Stored records:
=-=-=
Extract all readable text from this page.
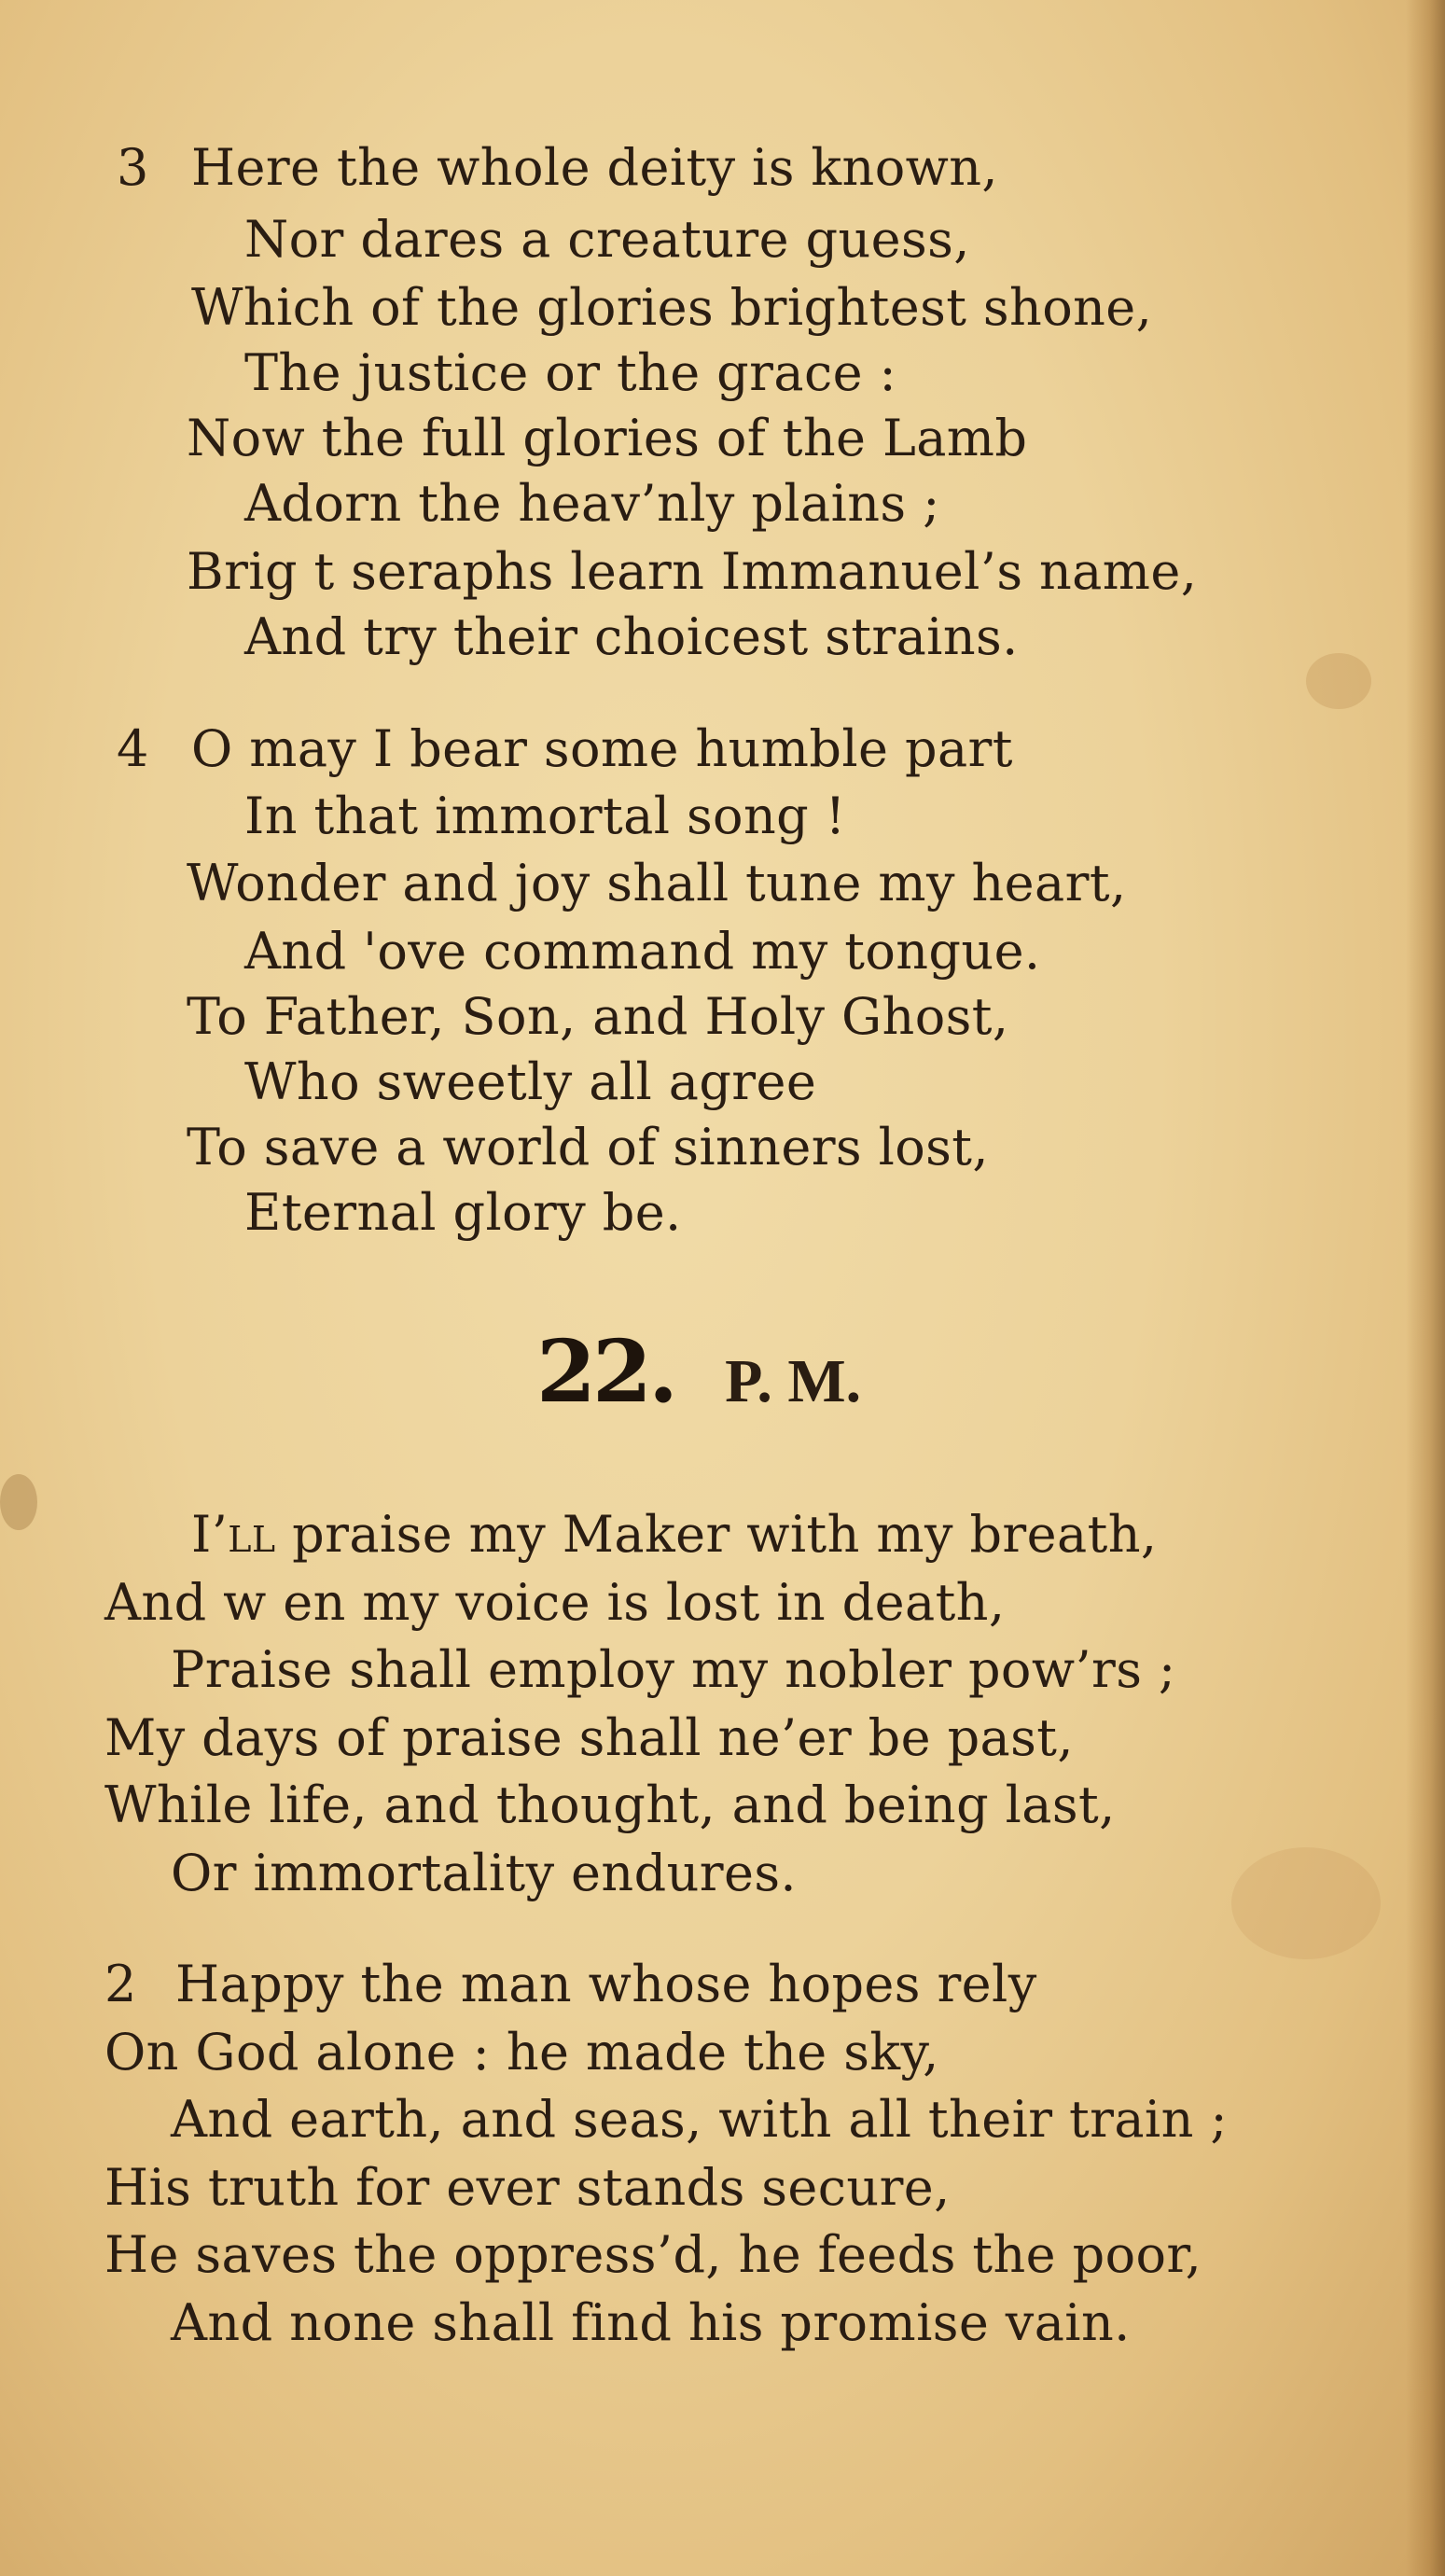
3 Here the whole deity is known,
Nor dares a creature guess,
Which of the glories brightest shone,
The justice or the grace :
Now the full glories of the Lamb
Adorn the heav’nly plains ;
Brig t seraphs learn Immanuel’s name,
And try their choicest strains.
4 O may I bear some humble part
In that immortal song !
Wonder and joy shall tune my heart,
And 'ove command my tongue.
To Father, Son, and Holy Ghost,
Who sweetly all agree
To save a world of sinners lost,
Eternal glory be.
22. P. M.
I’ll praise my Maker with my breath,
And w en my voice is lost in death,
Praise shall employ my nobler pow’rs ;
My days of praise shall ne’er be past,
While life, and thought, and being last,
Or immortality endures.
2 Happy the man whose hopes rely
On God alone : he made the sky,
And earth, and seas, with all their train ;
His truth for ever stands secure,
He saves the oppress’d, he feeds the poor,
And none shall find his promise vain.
=-=-=
Work to be completed: Give the data above again in full and unchanged, skipping the pictures.

Final result:
Extract all readable text from this page.
3 Here the whole deity is known,
Nor dares a creature guess,
Which of the glories brightest shone,
The justice or the grace :
Now the full glories of the Lamb
Adorn the heav’nly plains ;
Brig t seraphs learn Immanuel’s name,
And try their choicest strains.
4 O may I bear some humble part
In that immortal song !
Wonder and joy shall tune my heart,
And 'ove command my tongue.
To Father, Son, and Holy Ghost,
Who sweetly all agree
To save a world of sinners lost,
Eternal glory be.
22. P. M.
I’ll praise my Maker with my breath,
And w en my voice is lost in death,
Praise shall employ my nobler pow’rs ;
My days of praise shall ne’er be past,
While life, and thought, and being last,
Or immortality endures.
2 Happy the man whose hopes rely
On God alone : he made the sky,
And earth, and seas, with all their train ;
His truth for ever stands secure,
He saves the oppress’d, he feeds the poor,
And none shall find his promise vain.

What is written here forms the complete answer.